**AIM OF THE TASK**. What lines in the entries hold the string "Aliza"? List them.

************

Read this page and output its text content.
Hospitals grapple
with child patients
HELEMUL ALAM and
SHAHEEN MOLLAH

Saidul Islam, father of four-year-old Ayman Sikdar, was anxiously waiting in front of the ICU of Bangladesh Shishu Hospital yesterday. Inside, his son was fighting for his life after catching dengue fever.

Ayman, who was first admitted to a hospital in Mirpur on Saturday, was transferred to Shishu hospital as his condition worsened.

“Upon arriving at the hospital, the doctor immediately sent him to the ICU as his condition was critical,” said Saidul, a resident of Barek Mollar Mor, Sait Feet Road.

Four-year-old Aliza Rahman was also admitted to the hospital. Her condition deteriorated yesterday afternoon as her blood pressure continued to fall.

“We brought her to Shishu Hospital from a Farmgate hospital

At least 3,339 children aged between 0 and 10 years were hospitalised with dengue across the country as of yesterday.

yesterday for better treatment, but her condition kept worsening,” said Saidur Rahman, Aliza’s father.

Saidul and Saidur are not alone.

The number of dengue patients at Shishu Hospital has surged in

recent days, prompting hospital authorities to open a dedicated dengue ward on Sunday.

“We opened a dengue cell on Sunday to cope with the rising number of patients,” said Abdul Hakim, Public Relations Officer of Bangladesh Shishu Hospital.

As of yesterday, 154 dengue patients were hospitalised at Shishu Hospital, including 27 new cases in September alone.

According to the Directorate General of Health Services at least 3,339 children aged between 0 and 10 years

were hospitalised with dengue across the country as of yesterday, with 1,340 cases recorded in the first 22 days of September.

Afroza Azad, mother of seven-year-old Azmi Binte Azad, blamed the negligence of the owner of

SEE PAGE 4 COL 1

************

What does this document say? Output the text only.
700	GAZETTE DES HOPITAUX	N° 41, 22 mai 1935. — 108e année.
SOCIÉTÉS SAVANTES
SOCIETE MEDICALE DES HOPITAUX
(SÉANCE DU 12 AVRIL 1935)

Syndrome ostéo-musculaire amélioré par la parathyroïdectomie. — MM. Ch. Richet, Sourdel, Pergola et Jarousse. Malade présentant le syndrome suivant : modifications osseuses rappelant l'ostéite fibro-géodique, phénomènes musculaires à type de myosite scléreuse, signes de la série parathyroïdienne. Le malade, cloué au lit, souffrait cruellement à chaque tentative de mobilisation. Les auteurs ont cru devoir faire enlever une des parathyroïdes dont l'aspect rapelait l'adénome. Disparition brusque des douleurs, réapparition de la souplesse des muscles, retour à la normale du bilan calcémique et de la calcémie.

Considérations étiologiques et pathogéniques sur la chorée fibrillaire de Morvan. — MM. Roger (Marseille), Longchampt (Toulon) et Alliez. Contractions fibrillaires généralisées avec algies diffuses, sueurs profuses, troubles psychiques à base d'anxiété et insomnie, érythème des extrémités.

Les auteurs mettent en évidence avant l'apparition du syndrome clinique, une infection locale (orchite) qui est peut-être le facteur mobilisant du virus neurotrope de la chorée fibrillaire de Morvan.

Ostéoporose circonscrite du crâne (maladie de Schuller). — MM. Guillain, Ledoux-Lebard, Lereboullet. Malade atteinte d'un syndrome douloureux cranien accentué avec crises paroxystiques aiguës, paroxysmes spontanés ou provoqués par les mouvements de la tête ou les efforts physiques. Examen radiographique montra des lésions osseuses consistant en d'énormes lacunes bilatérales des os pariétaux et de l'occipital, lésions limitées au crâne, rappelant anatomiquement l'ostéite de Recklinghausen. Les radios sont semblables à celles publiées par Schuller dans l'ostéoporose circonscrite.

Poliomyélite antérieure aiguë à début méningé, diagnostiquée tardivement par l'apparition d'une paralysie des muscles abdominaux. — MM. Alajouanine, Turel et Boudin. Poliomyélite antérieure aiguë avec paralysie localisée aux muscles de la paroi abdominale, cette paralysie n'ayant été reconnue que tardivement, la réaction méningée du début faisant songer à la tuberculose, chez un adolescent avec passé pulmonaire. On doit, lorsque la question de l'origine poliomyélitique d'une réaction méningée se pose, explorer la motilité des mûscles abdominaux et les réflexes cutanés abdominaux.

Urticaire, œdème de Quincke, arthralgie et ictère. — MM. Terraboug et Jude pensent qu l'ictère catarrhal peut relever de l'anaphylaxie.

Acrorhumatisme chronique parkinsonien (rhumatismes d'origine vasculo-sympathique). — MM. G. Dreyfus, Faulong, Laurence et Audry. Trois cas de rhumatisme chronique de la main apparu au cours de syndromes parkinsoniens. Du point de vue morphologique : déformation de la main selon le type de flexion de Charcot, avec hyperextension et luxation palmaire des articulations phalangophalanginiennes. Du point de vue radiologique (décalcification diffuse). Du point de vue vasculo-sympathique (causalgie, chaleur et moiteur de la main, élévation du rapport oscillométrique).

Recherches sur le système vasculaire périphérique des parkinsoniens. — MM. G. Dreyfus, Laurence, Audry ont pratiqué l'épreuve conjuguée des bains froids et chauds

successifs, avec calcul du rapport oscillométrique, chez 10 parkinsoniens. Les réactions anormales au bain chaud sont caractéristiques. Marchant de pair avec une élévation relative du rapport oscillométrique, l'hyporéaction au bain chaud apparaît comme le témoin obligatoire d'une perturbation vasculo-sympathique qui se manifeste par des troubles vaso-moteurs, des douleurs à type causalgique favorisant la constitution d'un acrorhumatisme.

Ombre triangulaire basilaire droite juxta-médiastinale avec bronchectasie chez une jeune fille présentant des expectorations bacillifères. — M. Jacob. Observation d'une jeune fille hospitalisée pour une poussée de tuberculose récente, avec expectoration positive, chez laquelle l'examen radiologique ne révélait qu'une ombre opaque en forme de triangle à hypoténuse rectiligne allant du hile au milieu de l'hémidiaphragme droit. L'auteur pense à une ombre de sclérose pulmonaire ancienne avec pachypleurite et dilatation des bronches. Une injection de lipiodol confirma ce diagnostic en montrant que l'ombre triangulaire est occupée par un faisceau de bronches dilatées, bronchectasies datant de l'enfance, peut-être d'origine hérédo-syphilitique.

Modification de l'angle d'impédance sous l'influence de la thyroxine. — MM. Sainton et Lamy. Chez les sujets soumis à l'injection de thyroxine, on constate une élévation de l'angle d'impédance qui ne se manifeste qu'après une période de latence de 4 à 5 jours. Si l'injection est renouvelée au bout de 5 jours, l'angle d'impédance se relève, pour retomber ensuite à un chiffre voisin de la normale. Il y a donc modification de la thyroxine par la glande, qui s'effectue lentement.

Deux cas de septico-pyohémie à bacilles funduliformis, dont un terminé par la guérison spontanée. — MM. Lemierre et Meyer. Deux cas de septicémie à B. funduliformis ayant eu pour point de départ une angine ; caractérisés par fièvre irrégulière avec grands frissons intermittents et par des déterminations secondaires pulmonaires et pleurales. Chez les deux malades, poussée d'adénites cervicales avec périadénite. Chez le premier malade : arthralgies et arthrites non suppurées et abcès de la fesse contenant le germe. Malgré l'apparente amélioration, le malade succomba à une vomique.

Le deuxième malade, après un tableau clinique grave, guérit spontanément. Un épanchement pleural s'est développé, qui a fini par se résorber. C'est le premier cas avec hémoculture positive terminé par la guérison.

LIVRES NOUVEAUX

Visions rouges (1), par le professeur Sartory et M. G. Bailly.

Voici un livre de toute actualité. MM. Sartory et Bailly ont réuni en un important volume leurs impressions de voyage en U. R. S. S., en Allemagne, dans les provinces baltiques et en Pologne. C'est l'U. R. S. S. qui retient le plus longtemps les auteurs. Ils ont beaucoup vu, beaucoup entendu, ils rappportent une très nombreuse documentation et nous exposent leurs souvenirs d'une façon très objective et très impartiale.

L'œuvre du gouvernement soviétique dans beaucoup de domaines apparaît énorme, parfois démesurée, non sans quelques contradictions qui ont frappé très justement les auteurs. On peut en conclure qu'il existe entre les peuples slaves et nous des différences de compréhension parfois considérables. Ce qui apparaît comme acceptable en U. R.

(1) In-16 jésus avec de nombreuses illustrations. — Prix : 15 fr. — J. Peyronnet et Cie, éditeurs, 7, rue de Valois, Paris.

************

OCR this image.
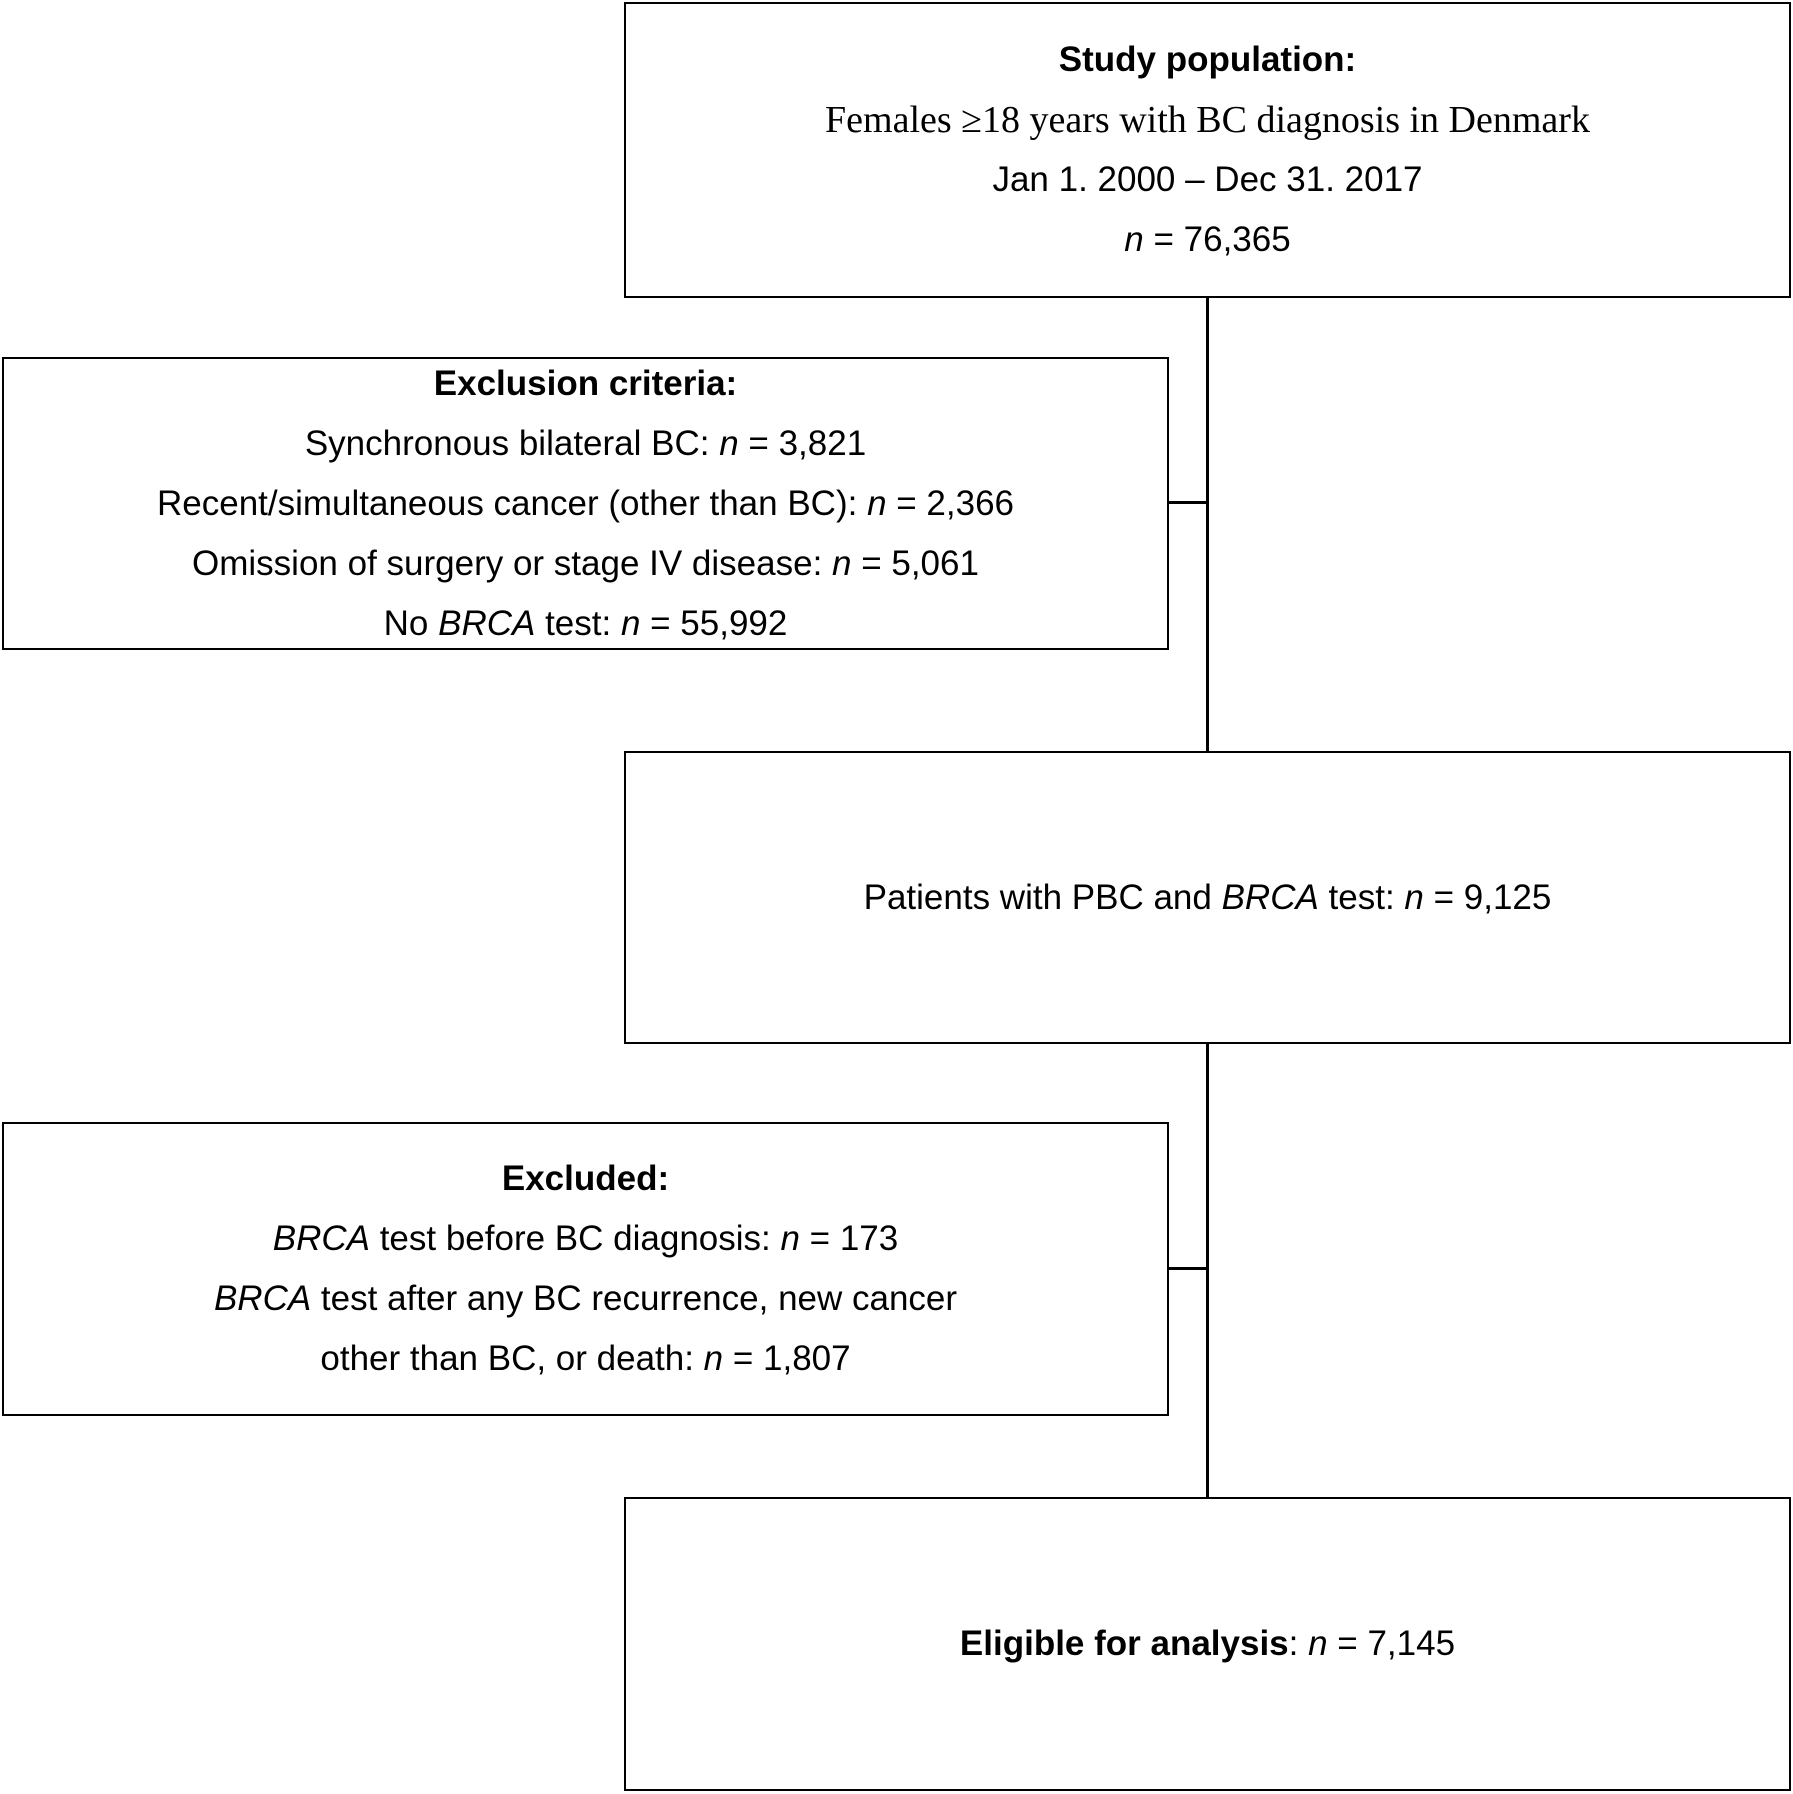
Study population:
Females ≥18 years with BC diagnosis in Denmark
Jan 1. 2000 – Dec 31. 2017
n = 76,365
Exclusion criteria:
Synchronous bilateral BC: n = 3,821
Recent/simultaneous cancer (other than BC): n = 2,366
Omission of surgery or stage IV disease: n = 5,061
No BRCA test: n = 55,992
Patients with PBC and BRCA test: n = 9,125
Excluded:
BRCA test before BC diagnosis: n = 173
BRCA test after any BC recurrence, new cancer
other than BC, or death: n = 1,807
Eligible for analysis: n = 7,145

************

**RESPONSE**.
Four-year-old Aliza Rahman was also admitted to the hospital. Her condition deteriorated yesterday afternoon as her blood pressure continued to fall.
yesterday for better treatment, but her condition kept worsening,” said Saidur Rahman, Aliza’s father.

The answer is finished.